● **TASK TO COMPLETE**
Exclude the pictures and reproduce the remaining data exactly as written.

● **DATASET EXTRACT**
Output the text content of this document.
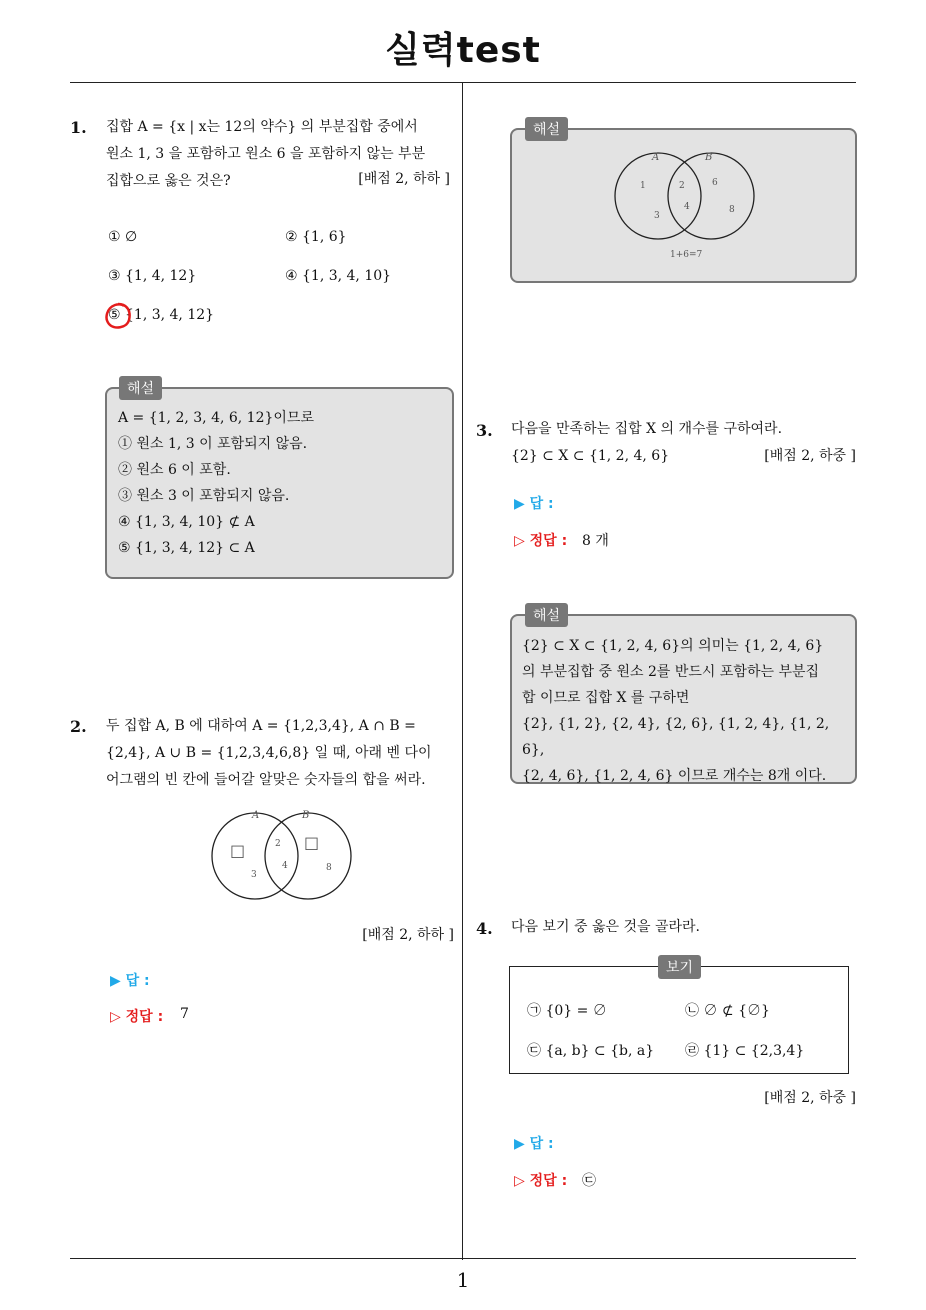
실력test
1
1. 집합 A = {x | x는 12의 약수} 의 부분집합 중에서
원소 1, 3 을 포함하고 원소 6 을 포함하지 않는 부분
집합으로 옳은 것은?	[배점 2, 하하 ]
① ∅	② {1, 6}
③ {1, 4, 12}	④ {1, 3, 4, 10}
⑤ {1, 3, 4, 12}
해설
A = {1, 2, 3, 4, 6, 12}이므로
① 원소 1, 3 이 포함되지 않음.
② 원소 6 이 포함.
③ 원소 3 이 포함되지 않음.
④ {1, 3, 4, 10} ⊄ A
⑤ {1, 3, 4, 12} ⊂ A
2. 두 집합 A, B 에 대하여 A = {1,2,3,4}, A ∩ B =
{2,4}, A ∪ B = {1,2,3,4,6,8} 일 때, 아래 벤 다이
어그램의 빈 칸에 들어갈 알맞은 숫자들의 합을 써라.
A	B
□	□
2
4
3
8
[배점 2, 하하 ]
▶ 답 :
▷ 정답 : 7
해설
A	B
1	2
3
4
6
8
1+6=7
3. 다음을 만족하는 집합 X 의 개수를 구하여라.
{2} ⊂ X ⊂ {1, 2, 4, 6}	[배점 2, 하중 ]
▶ 답 :
▷ 정답 : 8 개
해설
{2} ⊂ X ⊂ {1, 2, 4, 6}의 의미는 {1, 2, 4, 6}
의 부분집합 중 원소 2를 반드시 포함하는 부분집
합 이므로 집합 X 를 구하면
{2}, {1, 2}, {2, 4}, {2, 6}, {1, 2, 4}, {1, 2, 6},
{2, 4, 6}, {1, 2, 4, 6} 이므로 개수는 8개 이다.
4. 다음 보기 중 옳은 것을 골라라.
보기
㉠ {0} = ∅	㉡ ∅ ⊄ {∅}
㉢ {a, b} ⊂ {b, a} ㉣ {1} ⊂ {2,3,4}
[배점 2, 하중 ]
▶ 답 :
▷ 정답 : ㉢
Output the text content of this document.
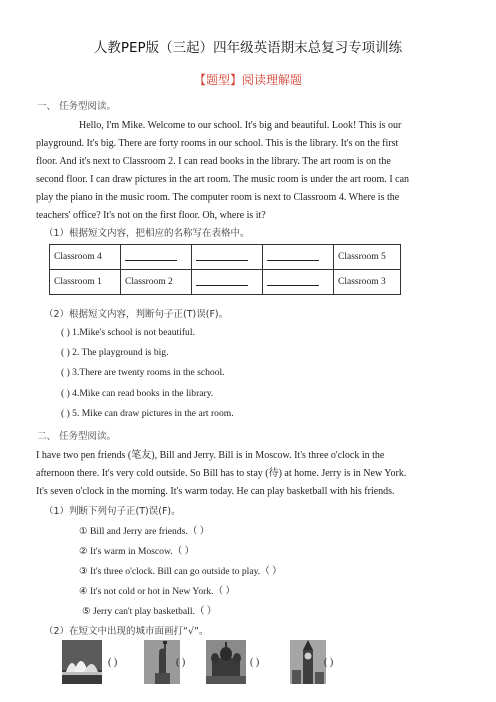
人教PEP版（三起）四年级英语期末总复习专项训练
【题型】阅读理解题
一、 任务型阅读。
Hello, I'm Mike. Welcome to our school. It's big and beautiful. Look! This is our
playground. It's big. There are forty rooms in our school. This is the library. It's on the first
floor. And it's next to Classroom 2. I can read books in the library. The art room is on the
second floor. I can draw pictures in the art room. The music room is under the art room. I can
play the piano in the music room. The computer room is next to Classroom 4. Where is the
teachers' office? It's not on the first floor. Oh, where is it?
（1）根据短文内容，把相应的名称写在表格中。
Classroom 4				Classroom 5
Classroom 1	Classroom 2			Classroom 3
（2）根据短文内容，判断句子正(T)误(F)。
( ) 1.Mike's school is not beautiful.
( ) 2. The playground is big.
( ) 3.There are twenty rooms in the school.
( ) 4.Mike can read books in the library.
( ) 5. Mike can draw pictures in the art room.
二、 任务型阅读。
I have two pen friends (笔友), Bill and Jerry. Bill is in Moscow. It's three o'clock in the
afternoon there. It's very cold outside. So Bill has to stay (待) at home. Jerry is in New York.
It's seven o'clock in the morning. It's warm today. He can play basketball with his friends.
（1）判断下列句子正(T)误(F)。
① Bill and Jerry are friends.（ ）
② It's warm in Moscow.（ ）
③ It's three o'clock. Bill can go outside to play.（ ）
④ It's not cold or hot in New York.（ ）
⑤ Jerry can't play basketball.（ ）
（2）在短文中出现的城市面画打“√”。
( )	( )	( )	( )
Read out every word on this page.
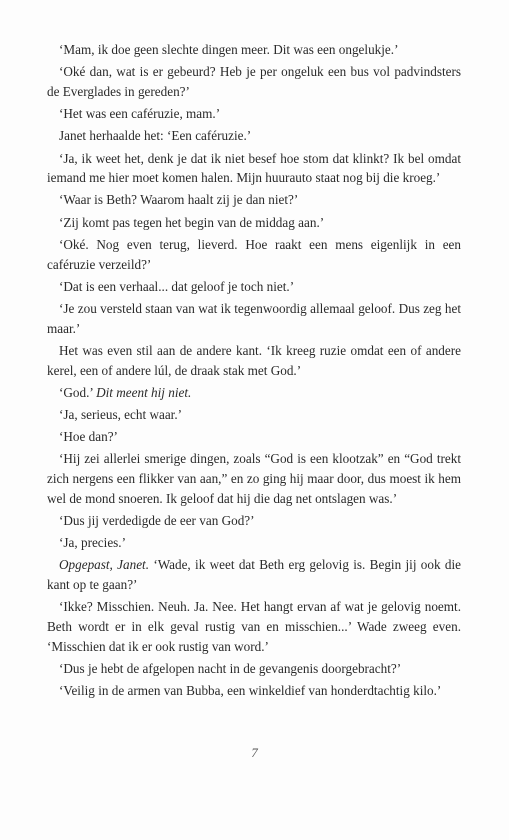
‘Mam, ik doe geen slechte dingen meer. Dit was een ongelukje.’

‘Oké dan, wat is er gebeurd? Heb je per ongeluk een bus vol padvindsters de Everglades in gereden?’

‘Het was een caféruzie, mam.’

Janet herhaalde het: ‘Een caféruzie.’

‘Ja, ik weet het, denk je dat ik niet besef hoe stom dat klinkt? Ik bel omdat iemand me hier moet komen halen. Mijn huurauto staat nog bij die kroeg.’

‘Waar is Beth? Waarom haalt zij je dan niet?’

‘Zij komt pas tegen het begin van de middag aan.’

‘Oké. Nog even terug, lieverd. Hoe raakt een mens eigenlijk in een caféruzie verzeild?’

‘Dat is een verhaal... dat geloof je toch niet.’

‘Je zou versteld staan van wat ik tegenwoordig allemaal geloof. Dus zeg het maar.’

Het was even stil aan de andere kant. ‘Ik kreeg ruzie omdat een of andere kerel, een of andere lúl, de draak stak met God.’

‘God.’ Dit meent hij niet.

‘Ja, serieus, echt waar.’

‘Hoe dan?’

‘Hij zei allerlei smerige dingen, zoals “God is een klootzak” en “God trekt zich nergens een flikker van aan,” en zo ging hij maar door, dus moest ik hem wel de mond snoeren. Ik geloof dat hij die dag net ontslagen was.’

‘Dus jij verdedigde de eer van God?’

‘Ja, precies.’

Opgepast, Janet. ‘Wade, ik weet dat Beth erg gelovig is. Begin jij ook die kant op te gaan?’

‘Ikke? Misschien. Neuh. Ja. Nee. Het hangt ervan af wat je gelovig noemt. Beth wordt er in elk geval rustig van en misschien...’ Wade zweeg even. ‘Misschien dat ik er ook rustig van word.’

‘Dus je hebt de afgelopen nacht in de gevangenis doorgebracht?’

‘Veilig in de armen van Bubba, een winkeldief van honderdtachtig kilo.’

7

● **ANSWER BELOW**
Output the text content of this document.
실력test
1
1. 집합 A = {x | x는 12의 약수} 의 부분집합 중에서
원소 1, 3 을 포함하고 원소 6 을 포함하지 않는 부분
집합으로 옳은 것은?	[배점 2, 하하 ]
① ∅	② {1, 6}
③ {1, 4, 12}	④ {1, 3, 4, 10}
⑤ {1, 3, 4, 12}
해설
A = {1, 2, 3, 4, 6, 12}이므로
① 원소 1, 3 이 포함되지 않음.
② 원소 6 이 포함.
③ 원소 3 이 포함되지 않음.
④ {1, 3, 4, 10} ⊄ A
⑤ {1, 3, 4, 12} ⊂ A
2. 두 집합 A, B 에 대하여 A = {1,2,3,4}, A ∩ B =
{2,4}, A ∪ B = {1,2,3,4,6,8} 일 때, 아래 벤 다이
어그램의 빈 칸에 들어갈 알맞은 숫자들의 합을 써라.
A	B
□	□
2
4
3
8
[배점 2, 하하 ]
▶ 답 :
▷ 정답 : 7
해설
A	B
1	2
3
4
6
8
1+6=7
3. 다음을 만족하는 집합 X 의 개수를 구하여라.
{2} ⊂ X ⊂ {1, 2, 4, 6}	[배점 2, 하중 ]
▶ 답 :
▷ 정답 : 8 개
해설
{2} ⊂ X ⊂ {1, 2, 4, 6}의 의미는 {1, 2, 4, 6}
의 부분집합 중 원소 2를 반드시 포함하는 부분집
합 이므로 집합 X 를 구하면
{2}, {1, 2}, {2, 4}, {2, 6}, {1, 2, 4}, {1, 2, 6},
{2, 4, 6}, {1, 2, 4, 6} 이므로 개수는 8개 이다.
4. 다음 보기 중 옳은 것을 골라라.
보기
㉠ {0} = ∅	㉡ ∅ ⊄ {∅}
㉢ {a, b} ⊂ {b, a} ㉣ {1} ⊂ {2,3,4}
[배점 2, 하중 ]
▶ 답 :
▷ 정답 : ㉢
Output the text content of this document.
人教PEP版（三起）四年级英语期末总复习专项训练
【题型】阅读理解题
一、 任务型阅读。
Hello, I'm Mike. Welcome to our school. It's big and beautiful. Look! This is our
playground. It's big. There are forty rooms in our school. This is the library. It's on the first
floor. And it's next to Classroom 2. I can read books in the library. The art room is on the
second floor. I can draw pictures in the art room. The music room is under the art room. I can
play the piano in the music room. The computer room is next to Classroom 4. Where is the
teachers' office? It's not on the first floor. Oh, where is it?
（1）根据短文内容，把相应的名称写在表格中。
Classroom 4				Classroom 5
Classroom 1	Classroom 2			Classroom 3
（2）根据短文内容，判断句子正(T)误(F)。
( ) 1.Mike's school is not beautiful.
( ) 2. The playground is big.
( ) 3.There are twenty rooms in the school.
( ) 4.Mike can read books in the library.
( ) 5. Mike can draw pictures in the art room.
二、 任务型阅读。
I have two pen friends (笔友), Bill and Jerry. Bill is in Moscow. It's three o'clock in the
afternoon there. It's very cold outside. So Bill has to stay (待) at home. Jerry is in New York.
It's seven o'clock in the morning. It's warm today. He can play basketball with his friends.
（1）判断下列句子正(T)误(F)。
① Bill and Jerry are friends.（ ）
② It's warm in Moscow.（ ）
③ It's three o'clock. Bill can go outside to play.（ ）
④ It's not cold or hot in New York.（ ）
⑤ Jerry can't play basketball.（ ）
（2）在短文中出现的城市面画打“√”。
( )	( )	( )	( )
Read out every word on this page.
‘Mam, ik doe geen slechte dingen meer. Dit was een ongelukje.’

‘Oké dan, wat is er gebeurd? Heb je per ongeluk een bus vol padvindsters de Everglades in gereden?’

‘Het was een caféruzie, mam.’

Janet herhaalde het: ‘Een caféruzie.’

‘Ja, ik weet het, denk je dat ik niet besef hoe stom dat klinkt? Ik bel omdat iemand me hier moet komen halen. Mijn huurauto staat nog bij die kroeg.’

‘Waar is Beth? Waarom haalt zij je dan niet?’

‘Zij komt pas tegen het begin van de middag aan.’

‘Oké. Nog even terug, lieverd. Hoe raakt een mens eigenlijk in een caféruzie verzeild?’

‘Dat is een verhaal... dat geloof je toch niet.’

‘Je zou versteld staan van wat ik tegenwoordig allemaal geloof. Dus zeg het maar.’

Het was even stil aan de andere kant. ‘Ik kreeg ruzie omdat een of andere kerel, een of andere lúl, de draak stak met God.’

‘God.’ Dit meent hij niet.

‘Ja, serieus, echt waar.’

‘Hoe dan?’

‘Hij zei allerlei smerige dingen, zoals “God is een klootzak” en “God trekt zich nergens een flikker van aan,” en zo ging hij maar door, dus moest ik hem wel de mond snoeren. Ik geloof dat hij die dag net ontslagen was.’

‘Dus jij verdedigde de eer van God?’

‘Ja, precies.’

Opgepast, Janet. ‘Wade, ik weet dat Beth erg gelovig is. Begin jij ook die kant op te gaan?’

‘Ikke? Misschien. Neuh. Ja. Nee. Het hangt ervan af wat je gelovig noemt. Beth wordt er in elk geval rustig van en misschien...’ Wade zweeg even. ‘Misschien dat ik er ook rustig van word.’

‘Dus je hebt de afgelopen nacht in de gevangenis doorgebracht?’

‘Veilig in de armen van Bubba, een winkeldief van honderdtachtig kilo.’

7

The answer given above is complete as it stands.